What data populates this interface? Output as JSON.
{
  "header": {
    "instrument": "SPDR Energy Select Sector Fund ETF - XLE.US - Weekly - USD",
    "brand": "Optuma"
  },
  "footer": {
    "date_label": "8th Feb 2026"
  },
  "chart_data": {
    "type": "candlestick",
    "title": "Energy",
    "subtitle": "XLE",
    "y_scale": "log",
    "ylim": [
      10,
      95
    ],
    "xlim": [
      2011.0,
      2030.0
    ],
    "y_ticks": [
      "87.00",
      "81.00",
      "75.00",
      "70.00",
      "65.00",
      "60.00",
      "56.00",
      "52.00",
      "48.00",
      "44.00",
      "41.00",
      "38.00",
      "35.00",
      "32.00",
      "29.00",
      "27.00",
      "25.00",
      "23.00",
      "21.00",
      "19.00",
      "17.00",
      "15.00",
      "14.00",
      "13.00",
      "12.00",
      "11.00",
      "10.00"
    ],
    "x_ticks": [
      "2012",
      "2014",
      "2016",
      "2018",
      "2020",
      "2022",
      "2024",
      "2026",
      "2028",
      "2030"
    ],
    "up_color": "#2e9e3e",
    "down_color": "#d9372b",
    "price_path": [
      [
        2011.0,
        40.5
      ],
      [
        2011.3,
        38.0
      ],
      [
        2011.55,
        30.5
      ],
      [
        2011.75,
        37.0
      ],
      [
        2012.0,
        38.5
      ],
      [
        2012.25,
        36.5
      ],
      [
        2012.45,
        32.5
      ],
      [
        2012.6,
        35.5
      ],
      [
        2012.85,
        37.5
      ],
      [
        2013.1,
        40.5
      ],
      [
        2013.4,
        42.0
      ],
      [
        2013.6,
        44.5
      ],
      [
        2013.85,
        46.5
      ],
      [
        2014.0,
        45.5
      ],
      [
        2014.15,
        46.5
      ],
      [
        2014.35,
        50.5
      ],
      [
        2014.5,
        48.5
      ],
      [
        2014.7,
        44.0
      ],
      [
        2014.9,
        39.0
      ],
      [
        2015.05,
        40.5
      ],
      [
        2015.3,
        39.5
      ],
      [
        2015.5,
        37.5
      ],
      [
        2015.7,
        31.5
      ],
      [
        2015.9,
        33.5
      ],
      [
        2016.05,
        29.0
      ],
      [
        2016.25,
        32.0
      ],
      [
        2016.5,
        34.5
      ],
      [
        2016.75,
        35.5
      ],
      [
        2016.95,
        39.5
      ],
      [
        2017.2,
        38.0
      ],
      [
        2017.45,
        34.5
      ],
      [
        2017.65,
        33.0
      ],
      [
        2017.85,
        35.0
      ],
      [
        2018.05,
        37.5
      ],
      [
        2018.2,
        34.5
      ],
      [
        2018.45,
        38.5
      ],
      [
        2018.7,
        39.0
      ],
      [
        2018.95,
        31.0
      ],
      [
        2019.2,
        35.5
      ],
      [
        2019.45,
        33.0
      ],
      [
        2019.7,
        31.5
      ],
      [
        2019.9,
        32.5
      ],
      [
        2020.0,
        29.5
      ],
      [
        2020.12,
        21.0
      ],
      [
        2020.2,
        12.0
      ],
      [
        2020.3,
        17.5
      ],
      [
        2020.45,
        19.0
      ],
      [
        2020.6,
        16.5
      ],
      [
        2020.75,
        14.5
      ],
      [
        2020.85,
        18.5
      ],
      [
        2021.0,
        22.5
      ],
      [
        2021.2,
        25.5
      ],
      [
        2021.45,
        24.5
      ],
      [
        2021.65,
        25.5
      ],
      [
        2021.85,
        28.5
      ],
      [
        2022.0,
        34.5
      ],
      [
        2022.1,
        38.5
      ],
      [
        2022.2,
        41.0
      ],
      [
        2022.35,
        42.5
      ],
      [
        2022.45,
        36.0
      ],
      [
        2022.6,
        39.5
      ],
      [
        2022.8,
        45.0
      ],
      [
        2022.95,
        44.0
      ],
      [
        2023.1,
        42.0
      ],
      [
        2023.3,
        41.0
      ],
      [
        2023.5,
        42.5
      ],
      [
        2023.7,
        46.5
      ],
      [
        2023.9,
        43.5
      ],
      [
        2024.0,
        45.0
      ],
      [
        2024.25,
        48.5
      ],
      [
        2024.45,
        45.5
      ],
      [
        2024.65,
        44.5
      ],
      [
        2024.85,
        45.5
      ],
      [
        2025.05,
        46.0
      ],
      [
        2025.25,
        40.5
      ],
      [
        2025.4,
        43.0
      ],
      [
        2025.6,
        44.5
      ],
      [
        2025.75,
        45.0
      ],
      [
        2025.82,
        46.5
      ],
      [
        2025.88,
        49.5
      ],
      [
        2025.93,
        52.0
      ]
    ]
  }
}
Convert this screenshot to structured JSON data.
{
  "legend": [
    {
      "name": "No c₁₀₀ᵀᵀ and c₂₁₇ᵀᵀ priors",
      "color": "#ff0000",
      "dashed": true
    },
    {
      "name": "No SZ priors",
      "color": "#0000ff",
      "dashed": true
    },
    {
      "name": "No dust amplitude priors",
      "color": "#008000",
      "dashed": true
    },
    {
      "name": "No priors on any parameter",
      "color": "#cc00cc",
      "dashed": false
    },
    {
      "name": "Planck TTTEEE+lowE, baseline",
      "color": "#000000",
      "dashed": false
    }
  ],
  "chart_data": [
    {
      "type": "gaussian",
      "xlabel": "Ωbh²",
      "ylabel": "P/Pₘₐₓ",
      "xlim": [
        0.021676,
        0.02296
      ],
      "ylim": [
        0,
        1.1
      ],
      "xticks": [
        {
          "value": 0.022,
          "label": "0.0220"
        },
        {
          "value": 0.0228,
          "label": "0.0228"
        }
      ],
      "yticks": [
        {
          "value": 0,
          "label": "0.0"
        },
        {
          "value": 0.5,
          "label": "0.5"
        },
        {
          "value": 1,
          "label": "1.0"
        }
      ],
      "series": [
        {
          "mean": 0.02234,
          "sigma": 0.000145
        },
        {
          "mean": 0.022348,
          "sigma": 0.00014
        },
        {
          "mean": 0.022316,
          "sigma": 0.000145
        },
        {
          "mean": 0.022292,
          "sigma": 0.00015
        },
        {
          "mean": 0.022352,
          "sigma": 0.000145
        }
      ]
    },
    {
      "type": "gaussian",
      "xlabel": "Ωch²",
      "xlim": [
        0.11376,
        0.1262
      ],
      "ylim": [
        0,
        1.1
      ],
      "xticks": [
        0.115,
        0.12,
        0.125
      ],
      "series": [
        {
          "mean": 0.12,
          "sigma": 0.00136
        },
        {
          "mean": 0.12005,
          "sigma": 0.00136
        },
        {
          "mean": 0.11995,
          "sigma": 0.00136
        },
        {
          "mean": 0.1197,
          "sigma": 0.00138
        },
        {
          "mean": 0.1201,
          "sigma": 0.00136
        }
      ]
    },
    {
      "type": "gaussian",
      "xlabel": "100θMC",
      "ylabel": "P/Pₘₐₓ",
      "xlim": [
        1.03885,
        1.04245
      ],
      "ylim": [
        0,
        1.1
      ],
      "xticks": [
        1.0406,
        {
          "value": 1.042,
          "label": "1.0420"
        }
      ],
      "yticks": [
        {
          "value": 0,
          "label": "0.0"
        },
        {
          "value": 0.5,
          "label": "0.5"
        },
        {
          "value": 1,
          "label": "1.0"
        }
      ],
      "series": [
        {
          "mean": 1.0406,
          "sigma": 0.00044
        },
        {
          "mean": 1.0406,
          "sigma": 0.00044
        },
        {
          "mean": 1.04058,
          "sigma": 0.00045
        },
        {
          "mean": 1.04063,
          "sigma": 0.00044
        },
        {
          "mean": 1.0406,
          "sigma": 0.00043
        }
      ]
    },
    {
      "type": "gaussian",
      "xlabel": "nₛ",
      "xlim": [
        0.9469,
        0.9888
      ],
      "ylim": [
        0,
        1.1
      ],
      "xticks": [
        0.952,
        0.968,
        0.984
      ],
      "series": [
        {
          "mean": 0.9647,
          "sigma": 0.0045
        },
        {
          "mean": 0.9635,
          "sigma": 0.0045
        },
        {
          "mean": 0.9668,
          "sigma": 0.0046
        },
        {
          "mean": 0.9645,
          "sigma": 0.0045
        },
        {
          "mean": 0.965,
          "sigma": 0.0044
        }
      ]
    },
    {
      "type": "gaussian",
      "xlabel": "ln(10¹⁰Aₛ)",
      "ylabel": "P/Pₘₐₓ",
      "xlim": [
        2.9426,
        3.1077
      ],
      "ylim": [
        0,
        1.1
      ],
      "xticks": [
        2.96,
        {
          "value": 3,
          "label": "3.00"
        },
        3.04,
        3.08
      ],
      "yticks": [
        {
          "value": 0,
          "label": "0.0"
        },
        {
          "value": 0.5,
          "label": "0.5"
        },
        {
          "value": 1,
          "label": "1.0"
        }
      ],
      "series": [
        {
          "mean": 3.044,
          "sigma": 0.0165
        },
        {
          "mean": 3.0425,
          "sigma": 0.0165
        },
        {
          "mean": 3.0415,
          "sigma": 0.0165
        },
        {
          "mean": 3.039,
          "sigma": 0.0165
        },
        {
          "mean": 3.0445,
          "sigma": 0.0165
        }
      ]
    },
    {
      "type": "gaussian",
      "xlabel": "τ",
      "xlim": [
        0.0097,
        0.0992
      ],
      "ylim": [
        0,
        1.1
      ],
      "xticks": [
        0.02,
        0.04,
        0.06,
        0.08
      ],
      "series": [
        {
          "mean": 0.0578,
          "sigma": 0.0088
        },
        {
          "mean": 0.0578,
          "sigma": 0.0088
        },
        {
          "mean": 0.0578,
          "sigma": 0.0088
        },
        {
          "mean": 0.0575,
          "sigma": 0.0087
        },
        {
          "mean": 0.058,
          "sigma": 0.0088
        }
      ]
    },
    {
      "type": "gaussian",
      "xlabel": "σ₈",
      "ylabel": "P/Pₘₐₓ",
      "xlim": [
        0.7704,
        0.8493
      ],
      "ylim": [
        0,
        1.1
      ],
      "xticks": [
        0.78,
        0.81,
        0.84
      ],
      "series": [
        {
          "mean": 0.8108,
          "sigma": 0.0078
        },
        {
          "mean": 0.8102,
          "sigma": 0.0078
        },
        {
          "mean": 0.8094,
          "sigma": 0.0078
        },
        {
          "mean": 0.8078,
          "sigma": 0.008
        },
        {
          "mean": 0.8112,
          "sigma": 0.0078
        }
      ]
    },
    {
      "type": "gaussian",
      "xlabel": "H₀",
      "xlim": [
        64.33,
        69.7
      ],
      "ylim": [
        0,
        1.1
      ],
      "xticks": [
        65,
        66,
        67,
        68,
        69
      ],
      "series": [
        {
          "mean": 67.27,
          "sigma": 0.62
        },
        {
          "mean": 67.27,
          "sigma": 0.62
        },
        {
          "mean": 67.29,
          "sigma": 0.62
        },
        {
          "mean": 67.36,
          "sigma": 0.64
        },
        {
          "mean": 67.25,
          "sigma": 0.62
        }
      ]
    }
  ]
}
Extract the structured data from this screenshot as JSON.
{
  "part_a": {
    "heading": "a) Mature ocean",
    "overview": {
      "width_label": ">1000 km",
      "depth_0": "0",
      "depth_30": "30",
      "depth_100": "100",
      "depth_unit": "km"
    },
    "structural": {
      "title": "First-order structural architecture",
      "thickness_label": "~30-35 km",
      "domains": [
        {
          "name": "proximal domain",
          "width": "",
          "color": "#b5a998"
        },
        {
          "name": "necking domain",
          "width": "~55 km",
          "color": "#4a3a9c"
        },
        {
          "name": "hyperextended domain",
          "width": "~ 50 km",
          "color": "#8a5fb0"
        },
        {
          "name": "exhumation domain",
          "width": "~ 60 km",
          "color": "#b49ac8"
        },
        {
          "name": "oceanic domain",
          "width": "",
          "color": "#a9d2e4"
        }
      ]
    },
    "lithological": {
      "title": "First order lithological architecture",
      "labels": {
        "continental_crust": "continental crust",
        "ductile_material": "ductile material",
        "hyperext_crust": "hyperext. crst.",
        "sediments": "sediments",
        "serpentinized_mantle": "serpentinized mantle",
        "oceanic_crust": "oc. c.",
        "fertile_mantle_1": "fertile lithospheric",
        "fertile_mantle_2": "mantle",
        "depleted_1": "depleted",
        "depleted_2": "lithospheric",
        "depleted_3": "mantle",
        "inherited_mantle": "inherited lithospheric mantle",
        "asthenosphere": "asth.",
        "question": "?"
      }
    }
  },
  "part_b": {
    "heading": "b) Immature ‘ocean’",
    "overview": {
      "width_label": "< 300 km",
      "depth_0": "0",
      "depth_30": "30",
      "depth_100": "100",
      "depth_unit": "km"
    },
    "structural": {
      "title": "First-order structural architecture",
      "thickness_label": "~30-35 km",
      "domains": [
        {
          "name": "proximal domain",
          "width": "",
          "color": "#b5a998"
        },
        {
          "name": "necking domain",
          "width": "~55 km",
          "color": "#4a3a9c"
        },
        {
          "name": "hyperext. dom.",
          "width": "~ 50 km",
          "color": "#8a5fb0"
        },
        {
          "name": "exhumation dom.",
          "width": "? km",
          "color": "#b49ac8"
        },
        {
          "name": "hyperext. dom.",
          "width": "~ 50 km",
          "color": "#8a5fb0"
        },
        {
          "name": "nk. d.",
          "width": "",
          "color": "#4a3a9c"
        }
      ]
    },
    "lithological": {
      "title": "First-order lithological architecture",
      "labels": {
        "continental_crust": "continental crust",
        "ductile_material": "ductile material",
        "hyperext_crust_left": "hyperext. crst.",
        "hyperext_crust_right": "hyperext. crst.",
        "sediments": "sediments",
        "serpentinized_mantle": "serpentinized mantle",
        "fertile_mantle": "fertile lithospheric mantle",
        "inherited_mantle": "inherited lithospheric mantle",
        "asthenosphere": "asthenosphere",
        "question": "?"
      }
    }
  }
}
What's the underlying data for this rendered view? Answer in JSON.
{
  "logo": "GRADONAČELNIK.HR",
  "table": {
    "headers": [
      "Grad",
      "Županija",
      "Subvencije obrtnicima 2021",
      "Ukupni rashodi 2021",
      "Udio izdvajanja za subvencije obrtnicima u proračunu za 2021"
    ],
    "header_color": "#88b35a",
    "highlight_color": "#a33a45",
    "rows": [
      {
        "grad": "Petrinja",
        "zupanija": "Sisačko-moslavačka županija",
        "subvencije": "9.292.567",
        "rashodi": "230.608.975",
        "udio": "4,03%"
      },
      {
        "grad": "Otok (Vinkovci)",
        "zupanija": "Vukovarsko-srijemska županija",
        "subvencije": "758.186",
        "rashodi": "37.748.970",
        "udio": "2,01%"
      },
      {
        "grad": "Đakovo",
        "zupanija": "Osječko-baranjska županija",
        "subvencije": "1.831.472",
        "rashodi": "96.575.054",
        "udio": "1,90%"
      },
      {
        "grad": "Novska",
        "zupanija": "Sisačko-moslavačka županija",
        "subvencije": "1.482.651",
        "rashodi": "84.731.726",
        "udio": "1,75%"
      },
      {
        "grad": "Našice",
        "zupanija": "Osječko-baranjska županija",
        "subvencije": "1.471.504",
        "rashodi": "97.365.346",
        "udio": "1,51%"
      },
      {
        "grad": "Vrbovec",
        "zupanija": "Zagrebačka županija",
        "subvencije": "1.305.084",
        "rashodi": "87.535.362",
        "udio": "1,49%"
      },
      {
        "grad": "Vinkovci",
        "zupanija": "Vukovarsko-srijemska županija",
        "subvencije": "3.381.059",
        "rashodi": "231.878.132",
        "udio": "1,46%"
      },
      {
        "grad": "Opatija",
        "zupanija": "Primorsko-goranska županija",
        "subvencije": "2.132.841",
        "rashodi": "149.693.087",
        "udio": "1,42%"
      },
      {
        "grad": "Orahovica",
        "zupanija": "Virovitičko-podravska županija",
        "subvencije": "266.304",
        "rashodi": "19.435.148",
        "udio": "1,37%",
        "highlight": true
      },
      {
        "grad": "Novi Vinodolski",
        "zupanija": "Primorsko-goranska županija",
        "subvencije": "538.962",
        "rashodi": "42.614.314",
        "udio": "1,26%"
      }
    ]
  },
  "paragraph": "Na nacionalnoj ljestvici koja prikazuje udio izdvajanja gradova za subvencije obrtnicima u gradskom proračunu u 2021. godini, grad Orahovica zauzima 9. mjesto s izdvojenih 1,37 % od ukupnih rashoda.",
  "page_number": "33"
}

What you will do:
Report how many lines in the data include the word "priors", and give nothing but the count.

Solved problem:
4